What the task requires
Extract, from the listing that follows, each line containing the word "Interested".

========

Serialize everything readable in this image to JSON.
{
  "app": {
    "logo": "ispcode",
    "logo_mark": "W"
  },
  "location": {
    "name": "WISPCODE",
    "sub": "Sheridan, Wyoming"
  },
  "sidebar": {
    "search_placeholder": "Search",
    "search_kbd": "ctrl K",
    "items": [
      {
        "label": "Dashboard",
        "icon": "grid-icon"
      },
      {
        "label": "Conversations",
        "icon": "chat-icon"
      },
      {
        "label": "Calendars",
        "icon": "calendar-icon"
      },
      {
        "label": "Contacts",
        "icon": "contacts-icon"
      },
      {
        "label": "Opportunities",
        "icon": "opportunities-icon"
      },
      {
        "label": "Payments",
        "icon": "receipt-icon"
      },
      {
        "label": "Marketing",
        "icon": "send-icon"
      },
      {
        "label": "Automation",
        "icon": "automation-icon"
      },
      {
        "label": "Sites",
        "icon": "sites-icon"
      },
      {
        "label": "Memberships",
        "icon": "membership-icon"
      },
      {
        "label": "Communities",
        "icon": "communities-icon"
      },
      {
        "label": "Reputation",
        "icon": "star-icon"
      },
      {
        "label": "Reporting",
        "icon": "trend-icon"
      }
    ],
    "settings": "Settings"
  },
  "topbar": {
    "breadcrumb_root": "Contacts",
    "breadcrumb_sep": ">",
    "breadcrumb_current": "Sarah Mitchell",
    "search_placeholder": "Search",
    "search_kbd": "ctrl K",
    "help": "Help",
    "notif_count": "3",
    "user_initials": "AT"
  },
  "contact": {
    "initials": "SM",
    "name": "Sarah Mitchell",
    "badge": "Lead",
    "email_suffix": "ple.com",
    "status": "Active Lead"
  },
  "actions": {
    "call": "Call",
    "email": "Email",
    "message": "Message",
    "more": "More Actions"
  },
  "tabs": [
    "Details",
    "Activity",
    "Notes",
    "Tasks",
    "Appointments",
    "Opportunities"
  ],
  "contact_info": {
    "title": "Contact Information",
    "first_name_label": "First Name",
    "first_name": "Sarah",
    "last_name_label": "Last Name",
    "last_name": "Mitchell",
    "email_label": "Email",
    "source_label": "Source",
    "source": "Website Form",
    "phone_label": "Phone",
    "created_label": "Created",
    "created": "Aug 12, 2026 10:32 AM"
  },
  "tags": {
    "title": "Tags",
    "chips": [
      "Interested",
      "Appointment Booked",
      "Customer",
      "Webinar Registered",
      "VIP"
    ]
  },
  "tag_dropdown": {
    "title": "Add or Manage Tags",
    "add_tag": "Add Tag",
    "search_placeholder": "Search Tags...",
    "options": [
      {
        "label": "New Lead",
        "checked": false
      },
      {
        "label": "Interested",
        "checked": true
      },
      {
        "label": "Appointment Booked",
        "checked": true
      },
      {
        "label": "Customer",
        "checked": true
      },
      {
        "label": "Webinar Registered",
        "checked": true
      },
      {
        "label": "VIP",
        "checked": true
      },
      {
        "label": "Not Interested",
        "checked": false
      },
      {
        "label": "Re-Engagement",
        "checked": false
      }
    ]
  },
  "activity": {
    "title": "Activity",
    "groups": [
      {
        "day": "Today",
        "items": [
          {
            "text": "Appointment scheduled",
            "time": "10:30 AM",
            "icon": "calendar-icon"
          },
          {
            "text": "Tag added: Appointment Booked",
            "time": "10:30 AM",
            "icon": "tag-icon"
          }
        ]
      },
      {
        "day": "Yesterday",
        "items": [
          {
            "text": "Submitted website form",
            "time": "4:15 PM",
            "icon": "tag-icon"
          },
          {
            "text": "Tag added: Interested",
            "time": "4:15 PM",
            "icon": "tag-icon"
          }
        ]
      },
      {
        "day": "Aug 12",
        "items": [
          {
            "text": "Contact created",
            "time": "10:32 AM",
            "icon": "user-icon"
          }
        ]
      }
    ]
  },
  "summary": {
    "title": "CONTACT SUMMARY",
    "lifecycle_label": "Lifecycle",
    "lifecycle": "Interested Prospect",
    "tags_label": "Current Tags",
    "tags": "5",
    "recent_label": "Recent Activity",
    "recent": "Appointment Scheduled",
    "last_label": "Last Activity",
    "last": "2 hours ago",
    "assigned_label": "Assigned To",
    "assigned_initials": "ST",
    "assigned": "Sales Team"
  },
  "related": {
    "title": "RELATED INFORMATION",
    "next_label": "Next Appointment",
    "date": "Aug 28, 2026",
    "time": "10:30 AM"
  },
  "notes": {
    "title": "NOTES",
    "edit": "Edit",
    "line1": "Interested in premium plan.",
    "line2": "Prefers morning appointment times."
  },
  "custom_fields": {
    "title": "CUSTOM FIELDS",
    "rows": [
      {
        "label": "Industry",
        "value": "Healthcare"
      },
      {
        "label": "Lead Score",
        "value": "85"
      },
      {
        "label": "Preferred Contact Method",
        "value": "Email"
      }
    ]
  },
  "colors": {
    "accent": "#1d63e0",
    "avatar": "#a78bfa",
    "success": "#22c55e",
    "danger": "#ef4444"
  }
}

========

Complete answer
      "Interested",
        "label": "Interested",
        "label": "Not Interested",
            "text": "Tag added: Interested",
    "lifecycle": "Interested Prospect",
    "line1": "Interested in premium plan.",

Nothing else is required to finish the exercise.